Input material.
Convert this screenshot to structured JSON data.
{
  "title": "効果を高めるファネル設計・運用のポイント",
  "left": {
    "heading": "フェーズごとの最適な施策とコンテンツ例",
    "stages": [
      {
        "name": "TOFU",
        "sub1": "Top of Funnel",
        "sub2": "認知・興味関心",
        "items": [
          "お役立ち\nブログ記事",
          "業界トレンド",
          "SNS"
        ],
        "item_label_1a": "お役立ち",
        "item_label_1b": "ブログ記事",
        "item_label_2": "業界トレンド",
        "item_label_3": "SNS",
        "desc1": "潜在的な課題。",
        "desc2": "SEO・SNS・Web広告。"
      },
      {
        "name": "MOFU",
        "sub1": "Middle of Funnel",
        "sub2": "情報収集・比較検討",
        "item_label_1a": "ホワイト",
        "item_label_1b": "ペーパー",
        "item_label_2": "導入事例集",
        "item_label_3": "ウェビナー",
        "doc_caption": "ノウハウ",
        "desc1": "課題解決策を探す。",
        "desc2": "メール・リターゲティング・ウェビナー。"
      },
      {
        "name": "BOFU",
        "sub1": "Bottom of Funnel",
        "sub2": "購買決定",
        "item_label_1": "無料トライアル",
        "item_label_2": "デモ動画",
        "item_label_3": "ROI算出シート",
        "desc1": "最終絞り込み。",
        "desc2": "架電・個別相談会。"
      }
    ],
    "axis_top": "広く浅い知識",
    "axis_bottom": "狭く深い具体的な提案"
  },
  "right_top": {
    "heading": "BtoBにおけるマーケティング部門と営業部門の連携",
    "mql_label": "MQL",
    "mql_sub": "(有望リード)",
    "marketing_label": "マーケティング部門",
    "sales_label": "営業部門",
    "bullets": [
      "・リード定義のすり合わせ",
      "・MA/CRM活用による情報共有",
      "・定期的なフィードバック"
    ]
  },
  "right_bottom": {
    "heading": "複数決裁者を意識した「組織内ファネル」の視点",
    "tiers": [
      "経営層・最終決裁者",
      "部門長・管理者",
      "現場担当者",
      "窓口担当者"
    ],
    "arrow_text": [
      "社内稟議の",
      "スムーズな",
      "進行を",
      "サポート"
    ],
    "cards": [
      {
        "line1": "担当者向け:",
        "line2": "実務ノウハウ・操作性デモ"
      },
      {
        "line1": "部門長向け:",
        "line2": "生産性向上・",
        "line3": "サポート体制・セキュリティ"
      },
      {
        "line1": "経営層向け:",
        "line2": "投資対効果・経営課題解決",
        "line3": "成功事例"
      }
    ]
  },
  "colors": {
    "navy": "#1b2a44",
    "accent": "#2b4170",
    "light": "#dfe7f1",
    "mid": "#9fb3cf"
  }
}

The problem. Transcribe the full listing above without leaving anything out.

Expected answer.
Convert this screenshot to structured JSON data.
{
  "title": "効果を高めるファネル設計・運用のポイント",
  "left": {
    "heading": "フェーズごとの最適な施策とコンテンツ例",
    "stages": [
      {
        "name": "TOFU",
        "sub1": "Top of Funnel",
        "sub2": "認知・興味関心",
        "items": [
          "お役立ち\nブログ記事",
          "業界トレンド",
          "SNS"
        ],
        "item_label_1a": "お役立ち",
        "item_label_1b": "ブログ記事",
        "item_label_2": "業界トレンド",
        "item_label_3": "SNS",
        "desc1": "潜在的な課題。",
        "desc2": "SEO・SNS・Web広告。"
      },
      {
        "name": "MOFU",
        "sub1": "Middle of Funnel",
        "sub2": "情報収集・比較検討",
        "item_label_1a": "ホワイト",
        "item_label_1b": "ペーパー",
        "item_label_2": "導入事例集",
        "item_label_3": "ウェビナー",
        "doc_caption": "ノウハウ",
        "desc1": "課題解決策を探す。",
        "desc2": "メール・リターゲティング・ウェビナー。"
      },
      {
        "name": "BOFU",
        "sub1": "Bottom of Funnel",
        "sub2": "購買決定",
        "item_label_1": "無料トライアル",
        "item_label_2": "デモ動画",
        "item_label_3": "ROI算出シート",
        "desc1": "最終絞り込み。",
        "desc2": "架電・個別相談会。"
      }
    ],
    "axis_top": "広く浅い知識",
    "axis_bottom": "狭く深い具体的な提案"
  },
  "right_top": {
    "heading": "BtoBにおけるマーケティング部門と営業部門の連携",
    "mql_label": "MQL",
    "mql_sub": "(有望リード)",
    "marketing_label": "マーケティング部門",
    "sales_label": "営業部門",
    "bullets": [
      "・リード定義のすり合わせ",
      "・MA/CRM活用による情報共有",
      "・定期的なフィードバック"
    ]
  },
  "right_bottom": {
    "heading": "複数決裁者を意識した「組織内ファネル」の視点",
    "tiers": [
      "経営層・最終決裁者",
      "部門長・管理者",
      "現場担当者",
      "窓口担当者"
    ],
    "arrow_text": [
      "社内稟議の",
      "スムーズな",
      "進行を",
      "サポート"
    ],
    "cards": [
      {
        "line1": "担当者向け:",
        "line2": "実務ノウハウ・操作性デモ"
      },
      {
        "line1": "部門長向け:",
        "line2": "生産性向上・",
        "line3": "サポート体制・セキュリティ"
      },
      {
        "line1": "経営層向け:",
        "line2": "投資対効果・経営課題解決",
        "line3": "成功事例"
      }
    ]
  },
  "colors": {
    "navy": "#1b2a44",
    "accent": "#2b4170",
    "light": "#dfe7f1",
    "mid": "#9fb3cf"
  }
}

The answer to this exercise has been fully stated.